Extracted data entries
------------------------------------------------------------------------
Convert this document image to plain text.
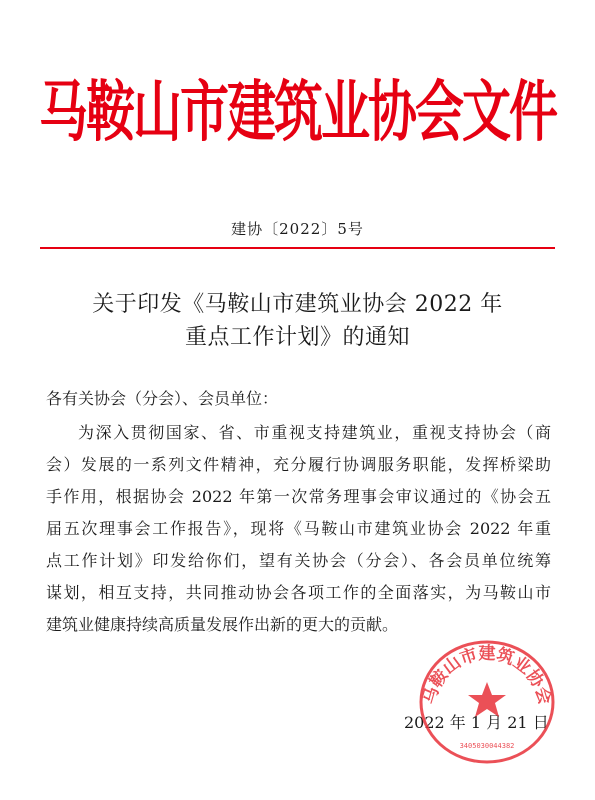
马鞍山市建筑业协会文件
建协〔2022〕5号
关于印发《马鞍山市建筑业协会 2022 年
重点工作计划》的通知
各有关协会（分会）、会员单位：
为深入贯彻国家、省、市重视支持建筑业，重视支持协会（商
会）发展的一系列文件精神，充分履行协调服务职能，发挥桥梁助
手作用，根据协会 2022 年第一次常务理事会审议通过的《协会五
届五次理事会工作报告》，现将《马鞍山市建筑业协会 2022 年重
点工作计划》印发给你们，望有关协会（分会）、各会员单位统筹
谋划，相互支持，共同推动协会各项工作的全面落实，为马鞍山市
建筑业健康持续高质量发展作出新的更大的贡献。
2022 年 1 月 21 日
马鞍山市建筑业协会
3405030044382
------------------------------------------------------------------------
INSTRUCTIONS FOR THE TASK: Set down the complete material exactly, but do not include the images.

WRITTEN RESPONSE:
Convert this document image to plain text.
马鞍山市建筑业协会文件
建协〔2022〕5号
关于印发《马鞍山市建筑业协会 2022 年
重点工作计划》的通知
各有关协会（分会）、会员单位：
为深入贯彻国家、省、市重视支持建筑业，重视支持协会（商
会）发展的一系列文件精神，充分履行协调服务职能，发挥桥梁助
手作用，根据协会 2022 年第一次常务理事会审议通过的《协会五
届五次理事会工作报告》，现将《马鞍山市建筑业协会 2022 年重
点工作计划》印发给你们，望有关协会（分会）、各会员单位统筹
谋划，相互支持，共同推动协会各项工作的全面落实，为马鞍山市
建筑业健康持续高质量发展作出新的更大的贡献。
2022 年 1 月 21 日
马鞍山市建筑业协会
3405030044382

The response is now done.